** start of Dataset rows **

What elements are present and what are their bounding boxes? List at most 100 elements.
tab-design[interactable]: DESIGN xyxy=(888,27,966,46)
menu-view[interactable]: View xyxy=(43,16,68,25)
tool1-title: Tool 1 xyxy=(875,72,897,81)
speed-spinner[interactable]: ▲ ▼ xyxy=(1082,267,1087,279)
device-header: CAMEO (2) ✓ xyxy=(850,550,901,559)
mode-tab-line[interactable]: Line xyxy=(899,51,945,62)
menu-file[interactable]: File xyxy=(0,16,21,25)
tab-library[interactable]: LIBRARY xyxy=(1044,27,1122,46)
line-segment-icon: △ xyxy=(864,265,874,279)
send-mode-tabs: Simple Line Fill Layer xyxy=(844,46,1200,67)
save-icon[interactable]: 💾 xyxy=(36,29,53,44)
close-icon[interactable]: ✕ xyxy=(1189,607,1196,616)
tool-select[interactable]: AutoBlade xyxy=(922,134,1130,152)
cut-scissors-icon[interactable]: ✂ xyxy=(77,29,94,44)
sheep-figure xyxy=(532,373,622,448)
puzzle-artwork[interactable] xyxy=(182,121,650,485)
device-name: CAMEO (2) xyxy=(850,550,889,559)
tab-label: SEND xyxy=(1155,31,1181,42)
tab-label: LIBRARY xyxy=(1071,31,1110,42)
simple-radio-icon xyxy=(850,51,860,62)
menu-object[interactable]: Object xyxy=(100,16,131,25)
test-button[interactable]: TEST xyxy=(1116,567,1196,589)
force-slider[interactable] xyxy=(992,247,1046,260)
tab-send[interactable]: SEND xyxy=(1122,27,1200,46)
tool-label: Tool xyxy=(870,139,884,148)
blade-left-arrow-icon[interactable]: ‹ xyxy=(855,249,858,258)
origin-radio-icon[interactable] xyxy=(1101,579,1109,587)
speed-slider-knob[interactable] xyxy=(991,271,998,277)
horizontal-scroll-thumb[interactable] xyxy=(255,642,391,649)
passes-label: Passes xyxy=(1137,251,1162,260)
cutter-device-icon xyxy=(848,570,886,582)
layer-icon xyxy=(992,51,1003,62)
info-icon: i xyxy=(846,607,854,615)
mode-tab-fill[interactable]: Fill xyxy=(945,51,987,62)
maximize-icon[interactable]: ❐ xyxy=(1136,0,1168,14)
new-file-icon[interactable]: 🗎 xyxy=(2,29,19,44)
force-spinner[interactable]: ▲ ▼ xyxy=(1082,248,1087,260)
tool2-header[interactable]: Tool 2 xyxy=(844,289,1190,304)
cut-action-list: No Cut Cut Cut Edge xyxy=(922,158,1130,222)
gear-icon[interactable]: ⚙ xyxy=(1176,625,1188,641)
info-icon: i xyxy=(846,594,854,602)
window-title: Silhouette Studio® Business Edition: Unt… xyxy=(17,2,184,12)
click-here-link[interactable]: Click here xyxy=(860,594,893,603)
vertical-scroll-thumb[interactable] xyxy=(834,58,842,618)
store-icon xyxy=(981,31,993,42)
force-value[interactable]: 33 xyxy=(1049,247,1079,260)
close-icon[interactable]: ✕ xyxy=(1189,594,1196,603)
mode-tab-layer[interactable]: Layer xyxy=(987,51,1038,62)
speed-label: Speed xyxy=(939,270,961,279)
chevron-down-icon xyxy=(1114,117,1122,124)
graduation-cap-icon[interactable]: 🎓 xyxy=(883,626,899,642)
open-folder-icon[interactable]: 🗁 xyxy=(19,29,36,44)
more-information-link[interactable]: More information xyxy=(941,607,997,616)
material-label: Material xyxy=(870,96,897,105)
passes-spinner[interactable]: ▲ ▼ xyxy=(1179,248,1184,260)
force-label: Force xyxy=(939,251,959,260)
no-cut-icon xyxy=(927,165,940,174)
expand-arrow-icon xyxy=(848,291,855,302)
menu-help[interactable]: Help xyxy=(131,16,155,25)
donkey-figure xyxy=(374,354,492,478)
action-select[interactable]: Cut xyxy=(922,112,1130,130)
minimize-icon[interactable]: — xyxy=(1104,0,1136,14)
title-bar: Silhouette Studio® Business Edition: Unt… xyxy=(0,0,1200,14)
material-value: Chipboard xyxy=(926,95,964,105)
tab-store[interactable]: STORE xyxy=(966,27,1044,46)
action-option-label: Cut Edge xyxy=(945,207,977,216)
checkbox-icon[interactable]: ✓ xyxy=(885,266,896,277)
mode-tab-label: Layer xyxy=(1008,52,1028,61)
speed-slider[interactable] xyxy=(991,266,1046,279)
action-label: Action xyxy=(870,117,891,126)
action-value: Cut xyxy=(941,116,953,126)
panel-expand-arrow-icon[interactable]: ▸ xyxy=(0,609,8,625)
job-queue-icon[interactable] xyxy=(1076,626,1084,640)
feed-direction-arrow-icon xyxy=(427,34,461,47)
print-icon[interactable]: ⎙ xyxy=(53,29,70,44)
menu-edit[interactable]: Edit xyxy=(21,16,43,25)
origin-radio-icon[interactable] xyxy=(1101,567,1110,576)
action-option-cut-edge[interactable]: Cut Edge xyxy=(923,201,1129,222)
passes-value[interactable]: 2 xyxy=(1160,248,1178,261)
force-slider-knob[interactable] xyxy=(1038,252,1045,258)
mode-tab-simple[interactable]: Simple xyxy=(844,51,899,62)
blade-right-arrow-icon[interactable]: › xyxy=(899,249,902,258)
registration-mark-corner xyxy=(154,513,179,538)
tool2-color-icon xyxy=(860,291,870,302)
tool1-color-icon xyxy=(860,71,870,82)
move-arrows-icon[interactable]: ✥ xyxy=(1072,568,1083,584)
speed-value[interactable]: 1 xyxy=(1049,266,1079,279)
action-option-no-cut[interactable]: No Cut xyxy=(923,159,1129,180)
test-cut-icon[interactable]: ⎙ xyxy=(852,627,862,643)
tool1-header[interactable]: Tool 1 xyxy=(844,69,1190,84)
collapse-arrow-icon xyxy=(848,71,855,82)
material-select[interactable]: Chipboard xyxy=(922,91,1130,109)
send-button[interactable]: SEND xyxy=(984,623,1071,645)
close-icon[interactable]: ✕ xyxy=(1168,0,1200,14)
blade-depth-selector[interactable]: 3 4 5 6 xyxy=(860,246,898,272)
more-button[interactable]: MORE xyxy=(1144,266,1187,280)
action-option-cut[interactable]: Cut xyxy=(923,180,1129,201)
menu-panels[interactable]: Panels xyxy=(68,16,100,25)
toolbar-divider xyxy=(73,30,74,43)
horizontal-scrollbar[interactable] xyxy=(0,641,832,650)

** end of Dataset rows **

> Task instructions: Can you give all of the entries above again, switching "Chipboard" to "Cardstock" and leaving everything else unchanged?

> Task answer:
What elements are present and what are their bounding boxes? List at most 100 elements.
tab-design[interactable]: DESIGN xyxy=(888,27,966,46)
menu-view[interactable]: View xyxy=(43,16,68,25)
tool1-title: Tool 1 xyxy=(875,72,897,81)
speed-spinner[interactable]: ▲ ▼ xyxy=(1082,267,1087,279)
device-header: CAMEO (2) ✓ xyxy=(850,550,901,559)
mode-tab-line[interactable]: Line xyxy=(899,51,945,62)
menu-file[interactable]: File xyxy=(0,16,21,25)
tab-library[interactable]: LIBRARY xyxy=(1044,27,1122,46)
line-segment-icon: △ xyxy=(864,265,874,279)
send-mode-tabs: Simple Line Fill Layer xyxy=(844,46,1200,67)
save-icon[interactable]: 💾 xyxy=(36,29,53,44)
close-icon[interactable]: ✕ xyxy=(1189,607,1196,616)
tool-select[interactable]: AutoBlade xyxy=(922,134,1130,152)
cut-scissors-icon[interactable]: ✂ xyxy=(77,29,94,44)
sheep-figure xyxy=(532,373,622,448)
puzzle-artwork[interactable] xyxy=(182,121,650,485)
device-name: CAMEO (2) xyxy=(850,550,889,559)
tab-label: SEND xyxy=(1155,31,1181,42)
tab-label: LIBRARY xyxy=(1071,31,1110,42)
simple-radio-icon xyxy=(850,51,860,62)
menu-object[interactable]: Object xyxy=(100,16,131,25)
test-button[interactable]: TEST xyxy=(1116,567,1196,589)
force-slider[interactable] xyxy=(992,247,1046,260)
tab-send[interactable]: SEND xyxy=(1122,27,1200,46)
tool-label: Tool xyxy=(870,139,884,148)
blade-left-arrow-icon[interactable]: ‹ xyxy=(855,249,858,258)
origin-radio-icon[interactable] xyxy=(1101,579,1109,587)
speed-slider-knob[interactable] xyxy=(991,271,998,277)
horizontal-scroll-thumb[interactable] xyxy=(255,642,391,649)
passes-label: Passes xyxy=(1137,251,1162,260)
cutter-device-icon xyxy=(848,570,886,582)
layer-icon xyxy=(992,51,1003,62)
info-icon: i xyxy=(846,607,854,615)
mode-tab-fill[interactable]: Fill xyxy=(945,51,987,62)
maximize-icon[interactable]: ❐ xyxy=(1136,0,1168,14)
new-file-icon[interactable]: 🗎 xyxy=(2,29,19,44)
force-spinner[interactable]: ▲ ▼ xyxy=(1082,248,1087,260)
tool2-header[interactable]: Tool 2 xyxy=(844,289,1190,304)
cut-action-list: No Cut Cut Cut Edge xyxy=(922,158,1130,222)
gear-icon[interactable]: ⚙ xyxy=(1176,625,1188,641)
info-icon: i xyxy=(846,594,854,602)
window-title: Silhouette Studio® Business Edition: Unt… xyxy=(17,2,184,12)
click-here-link[interactable]: Click here xyxy=(860,594,893,603)
vertical-scroll-thumb[interactable] xyxy=(834,58,842,618)
store-icon xyxy=(981,31,993,42)
force-value[interactable]: 33 xyxy=(1049,247,1079,260)
close-icon[interactable]: ✕ xyxy=(1189,594,1196,603)
mode-tab-layer[interactable]: Layer xyxy=(987,51,1038,62)
speed-label: Speed xyxy=(939,270,961,279)
chevron-down-icon xyxy=(1114,117,1122,124)
graduation-cap-icon[interactable]: 🎓 xyxy=(883,626,899,642)
open-folder-icon[interactable]: 🗁 xyxy=(19,29,36,44)
more-information-link[interactable]: More information xyxy=(941,607,997,616)
material-label: Material xyxy=(870,96,897,105)
passes-spinner[interactable]: ▲ ▼ xyxy=(1179,248,1184,260)
force-label: Force xyxy=(939,251,959,260)
no-cut-icon xyxy=(927,165,940,174)
expand-arrow-icon xyxy=(848,291,855,302)
menu-help[interactable]: Help xyxy=(131,16,155,25)
donkey-figure xyxy=(374,354,492,478)
action-select[interactable]: Cut xyxy=(922,112,1130,130)
minimize-icon[interactable]: — xyxy=(1104,0,1136,14)
title-bar: Silhouette Studio® Business Edition: Unt… xyxy=(0,0,1200,14)
material-value: Cardstock xyxy=(926,95,964,105)
tab-store[interactable]: STORE xyxy=(966,27,1044,46)
action-option-label: Cut Edge xyxy=(945,207,977,216)
checkbox-icon[interactable]: ✓ xyxy=(885,266,896,277)
mode-tab-label: Layer xyxy=(1008,52,1028,61)
speed-slider[interactable] xyxy=(991,266,1046,279)
action-label: Action xyxy=(870,117,891,126)
action-value: Cut xyxy=(941,116,953,126)
panel-expand-arrow-icon[interactable]: ▸ xyxy=(0,609,8,625)
job-queue-icon[interactable] xyxy=(1076,626,1084,640)
feed-direction-arrow-icon xyxy=(427,34,461,47)
print-icon[interactable]: ⎙ xyxy=(53,29,70,44)
menu-edit[interactable]: Edit xyxy=(21,16,43,25)
origin-radio-icon[interactable] xyxy=(1101,567,1110,576)
action-option-cut-edge[interactable]: Cut Edge xyxy=(923,201,1129,222)
passes-value[interactable]: 2 xyxy=(1160,248,1178,261)
force-slider-knob[interactable] xyxy=(1038,252,1045,258)
mode-tab-simple[interactable]: Simple xyxy=(844,51,899,62)
blade-right-arrow-icon[interactable]: › xyxy=(899,249,902,258)
registration-mark-corner xyxy=(154,513,179,538)
tool2-color-icon xyxy=(860,291,870,302)
tool1-color-icon xyxy=(860,71,870,82)
move-arrows-icon[interactable]: ✥ xyxy=(1072,568,1083,584)
speed-value[interactable]: 1 xyxy=(1049,266,1079,279)
action-option-no-cut[interactable]: No Cut xyxy=(923,159,1129,180)
test-cut-icon[interactable]: ⎙ xyxy=(852,627,862,643)
tool1-header[interactable]: Tool 1 xyxy=(844,69,1190,84)
collapse-arrow-icon xyxy=(848,71,855,82)
material-select[interactable]: Cardstock xyxy=(922,91,1130,109)
send-button[interactable]: SEND xyxy=(984,623,1071,645)
close-icon[interactable]: ✕ xyxy=(1168,0,1200,14)
blade-depth-selector[interactable]: 3 4 5 6 xyxy=(860,246,898,272)
more-button[interactable]: MORE xyxy=(1144,266,1187,280)
action-option-cut[interactable]: Cut xyxy=(923,180,1129,201)
menu-panels[interactable]: Panels xyxy=(68,16,100,25)
toolbar-divider xyxy=(73,30,74,43)
horizontal-scrollbar[interactable] xyxy=(0,641,832,650)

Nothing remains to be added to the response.